Keep only the lines that hold the string "Input", filtering out the rest of the entries below.

• • • • •

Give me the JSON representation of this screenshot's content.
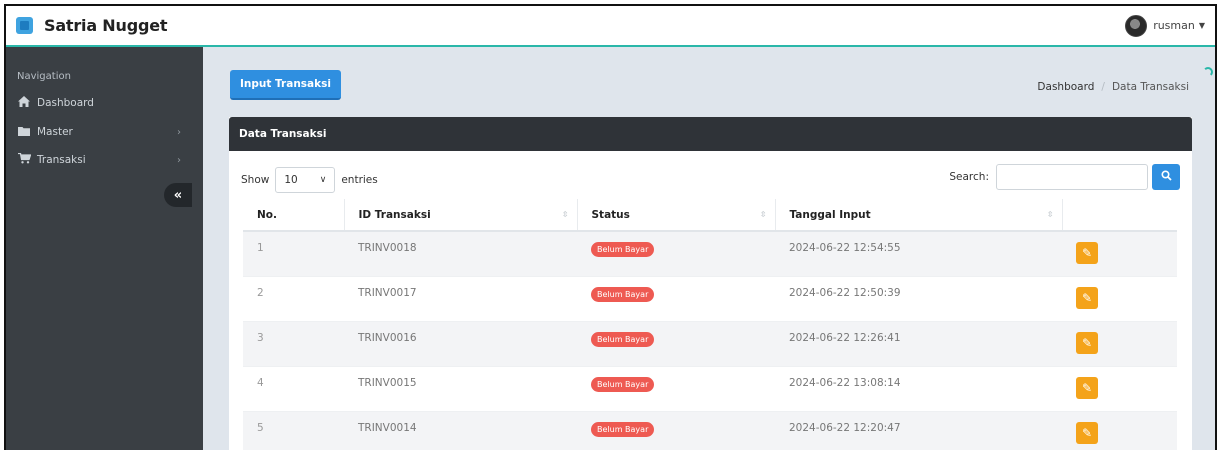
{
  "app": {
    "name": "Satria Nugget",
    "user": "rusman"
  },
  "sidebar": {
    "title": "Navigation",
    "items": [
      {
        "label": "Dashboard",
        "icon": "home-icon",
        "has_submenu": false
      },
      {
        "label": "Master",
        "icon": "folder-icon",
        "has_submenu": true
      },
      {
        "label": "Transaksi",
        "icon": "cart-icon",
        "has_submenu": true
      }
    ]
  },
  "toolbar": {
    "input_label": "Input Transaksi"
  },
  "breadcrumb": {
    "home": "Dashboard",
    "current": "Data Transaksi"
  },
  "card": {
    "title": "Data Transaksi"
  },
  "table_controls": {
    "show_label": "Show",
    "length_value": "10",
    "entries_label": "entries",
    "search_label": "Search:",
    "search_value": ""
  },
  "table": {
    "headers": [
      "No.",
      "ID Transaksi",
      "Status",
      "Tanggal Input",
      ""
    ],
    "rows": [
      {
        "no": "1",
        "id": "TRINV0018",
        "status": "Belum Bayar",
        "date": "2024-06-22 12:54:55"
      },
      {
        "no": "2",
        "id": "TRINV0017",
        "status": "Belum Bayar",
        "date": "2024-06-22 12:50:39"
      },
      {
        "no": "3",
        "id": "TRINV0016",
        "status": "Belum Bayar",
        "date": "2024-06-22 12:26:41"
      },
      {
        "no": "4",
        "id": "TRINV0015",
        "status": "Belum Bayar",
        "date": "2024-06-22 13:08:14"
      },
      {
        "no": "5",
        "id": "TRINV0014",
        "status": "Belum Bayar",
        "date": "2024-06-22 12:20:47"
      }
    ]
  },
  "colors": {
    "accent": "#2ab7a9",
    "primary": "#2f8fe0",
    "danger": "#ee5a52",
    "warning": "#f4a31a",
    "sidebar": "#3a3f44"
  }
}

• • • • •

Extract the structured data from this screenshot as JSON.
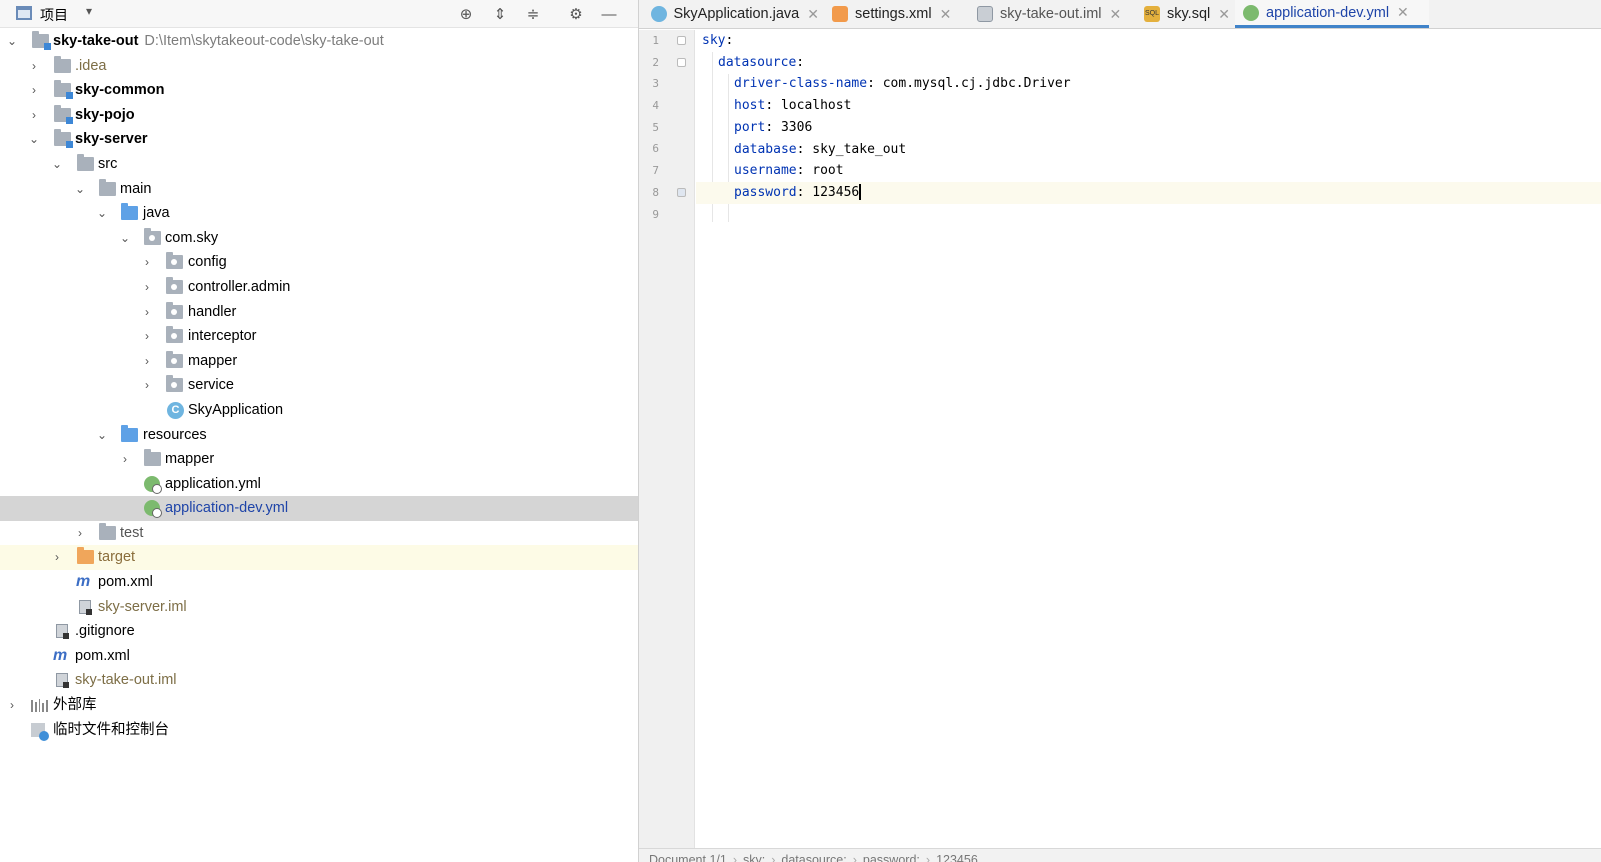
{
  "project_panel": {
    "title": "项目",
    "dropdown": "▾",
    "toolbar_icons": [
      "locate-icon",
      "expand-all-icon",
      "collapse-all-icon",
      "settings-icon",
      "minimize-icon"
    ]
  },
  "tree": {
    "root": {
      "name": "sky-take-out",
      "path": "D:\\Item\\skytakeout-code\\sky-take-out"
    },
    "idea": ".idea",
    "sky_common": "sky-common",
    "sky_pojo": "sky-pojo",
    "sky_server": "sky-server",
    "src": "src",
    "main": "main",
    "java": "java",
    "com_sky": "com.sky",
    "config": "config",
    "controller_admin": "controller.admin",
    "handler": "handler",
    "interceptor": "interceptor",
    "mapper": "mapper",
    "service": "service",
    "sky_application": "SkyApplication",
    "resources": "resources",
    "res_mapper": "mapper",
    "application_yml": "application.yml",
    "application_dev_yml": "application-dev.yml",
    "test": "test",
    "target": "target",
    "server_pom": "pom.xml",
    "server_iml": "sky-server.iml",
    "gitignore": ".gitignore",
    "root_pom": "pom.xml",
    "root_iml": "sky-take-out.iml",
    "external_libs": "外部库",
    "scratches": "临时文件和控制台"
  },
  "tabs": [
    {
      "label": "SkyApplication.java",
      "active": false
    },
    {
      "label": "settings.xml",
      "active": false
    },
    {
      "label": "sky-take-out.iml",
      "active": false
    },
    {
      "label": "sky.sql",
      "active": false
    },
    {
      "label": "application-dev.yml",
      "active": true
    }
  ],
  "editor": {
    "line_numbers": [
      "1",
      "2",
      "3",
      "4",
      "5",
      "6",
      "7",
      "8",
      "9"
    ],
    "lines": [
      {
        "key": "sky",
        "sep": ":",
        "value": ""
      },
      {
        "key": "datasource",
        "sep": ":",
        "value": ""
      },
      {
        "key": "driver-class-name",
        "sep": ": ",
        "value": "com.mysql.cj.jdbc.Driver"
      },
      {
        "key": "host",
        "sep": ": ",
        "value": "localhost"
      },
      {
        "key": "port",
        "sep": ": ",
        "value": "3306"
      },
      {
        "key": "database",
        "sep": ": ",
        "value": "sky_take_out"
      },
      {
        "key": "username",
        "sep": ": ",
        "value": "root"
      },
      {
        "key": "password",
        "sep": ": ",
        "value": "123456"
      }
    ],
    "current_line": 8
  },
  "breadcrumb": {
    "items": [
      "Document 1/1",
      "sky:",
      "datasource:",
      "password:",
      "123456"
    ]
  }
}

• • • • •

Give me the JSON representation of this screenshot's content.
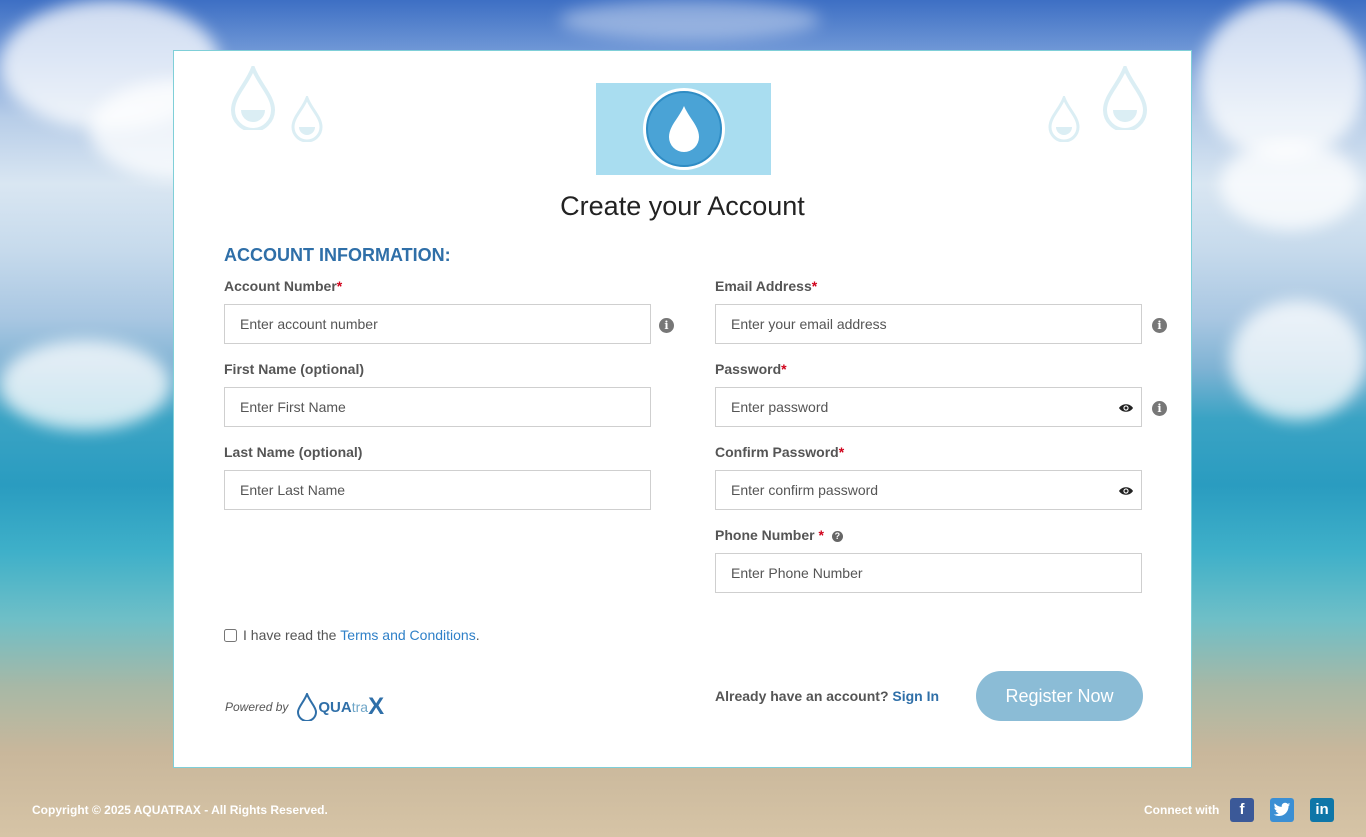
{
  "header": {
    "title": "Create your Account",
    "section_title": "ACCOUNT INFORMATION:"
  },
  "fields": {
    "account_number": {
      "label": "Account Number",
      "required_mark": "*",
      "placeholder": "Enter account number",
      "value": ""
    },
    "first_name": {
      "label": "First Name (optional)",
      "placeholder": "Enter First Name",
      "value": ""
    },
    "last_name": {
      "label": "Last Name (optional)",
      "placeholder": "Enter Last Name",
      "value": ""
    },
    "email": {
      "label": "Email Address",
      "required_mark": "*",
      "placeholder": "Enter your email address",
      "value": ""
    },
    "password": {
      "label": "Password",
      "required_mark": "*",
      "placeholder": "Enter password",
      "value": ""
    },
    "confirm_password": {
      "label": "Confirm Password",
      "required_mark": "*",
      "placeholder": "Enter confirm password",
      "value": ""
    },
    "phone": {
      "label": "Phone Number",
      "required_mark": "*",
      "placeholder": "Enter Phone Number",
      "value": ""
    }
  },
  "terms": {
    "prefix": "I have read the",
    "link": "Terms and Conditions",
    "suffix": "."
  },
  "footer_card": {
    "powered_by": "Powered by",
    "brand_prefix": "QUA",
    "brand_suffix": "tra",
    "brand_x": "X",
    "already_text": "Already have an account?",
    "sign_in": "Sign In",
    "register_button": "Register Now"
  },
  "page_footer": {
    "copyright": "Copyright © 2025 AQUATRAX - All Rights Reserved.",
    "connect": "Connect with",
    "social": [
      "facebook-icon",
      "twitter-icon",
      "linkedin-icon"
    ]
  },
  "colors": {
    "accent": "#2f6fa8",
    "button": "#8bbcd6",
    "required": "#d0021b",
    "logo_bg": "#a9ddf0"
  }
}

• • • • •

● SOLUTION TO THE PROBLEM:
    "input_label": "Input Transaksi"
      "Tanggal Input",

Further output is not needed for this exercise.